Records for this exercise
===

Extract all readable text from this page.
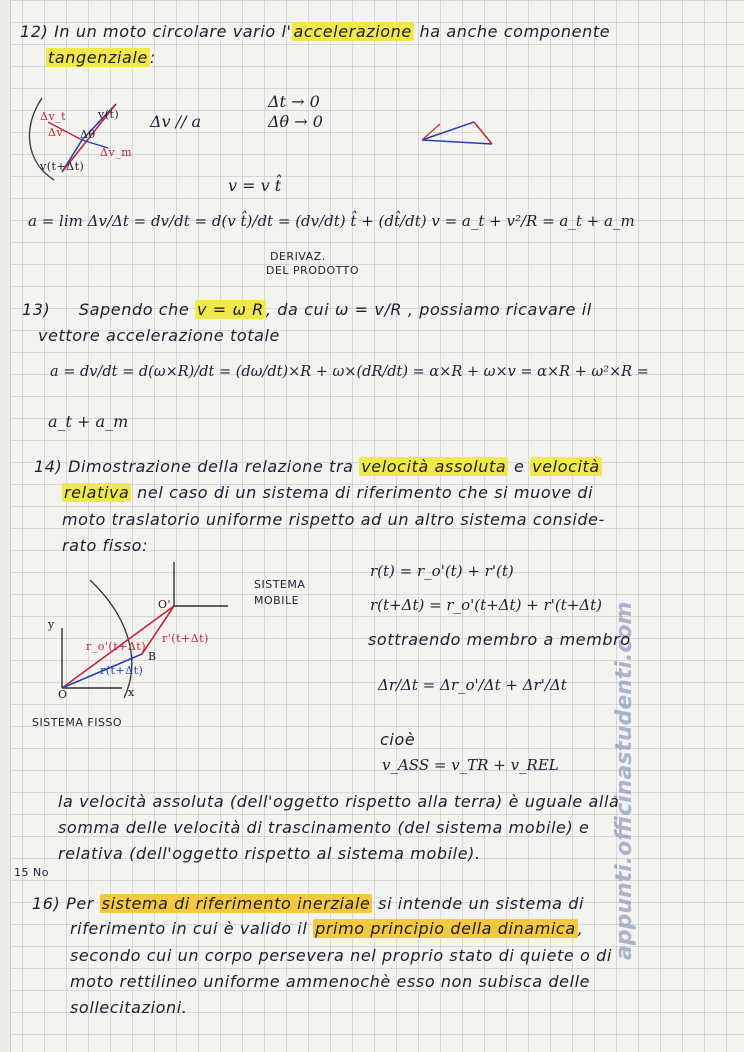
appunti.officinastudenti.com
12) In un moto circolare vario l' accelerazione ha anche componente
tangenziale :
Δv_t
Δv
v(t)
Δθ
Δv_m
v(t+Δt)
Δv // a
Δt → 0
Δθ → 0
v = v t̂
a = lim Δv/Δt = dv/dt = d(v t̂)/dt = (dv/dt) t̂ + (dt̂/dt) v = a_t + v²/R = a_t + a_m
DERIVAZ.
DEL PRODOTTO
13) Sapendo che v = ω R , da cui ω = v/R , possiamo ricavare il
vettore accelerazione totale
a = dv/dt = d(ω×R)/dt = (dω/dt)×R + ω×(dR/dt) = α×R + ω×v = α×R + ω²×R =
a_t + a_m
14) Dimostrazione della relazione tra velocità assoluta e velocità
relativa nel caso di un sistema di riferimento che si muove di
moto traslatorio uniforme rispetto ad un altro sistema conside-
rato fisso:
y
O	x
O'
r'(t+Δt)
r_o'(t+Δt)
r(t+Δt)
B
SISTEMA
MOBILE
SISTEMA FISSO
r(t) = r_o'(t) + r'(t)
r(t+Δt) = r_o'(t+Δt) + r'(t+Δt)
sottraendo membro a membro
Δr/Δt = Δr_o'/Δt + Δr'/Δt
cioè
v_ASS = v_TR + v_REL
la velocità assoluta (dell'oggetto rispetto alla terra) è uguale alla
somma delle velocità di trascinamento (del sistema mobile) e
relativa (dell'oggetto rispetto al sistema mobile).
15 No
16) Per sistema di riferimento inerziale si intende un sistema di
riferimento in cui è valido il primo principio della dinamica ,
secondo cui un corpo persevera nel proprio stato di quiete o di
moto rettilineo uniforme ammenochè esso non subisca delle
sollecitazioni.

===

Short exercise
Copy each line holding the word "uniforme" from the listing above.

Task response
moto traslatorio uniforme rispetto ad un altro sistema conside-
moto rettilineo uniforme ammenochè esso non subisca delle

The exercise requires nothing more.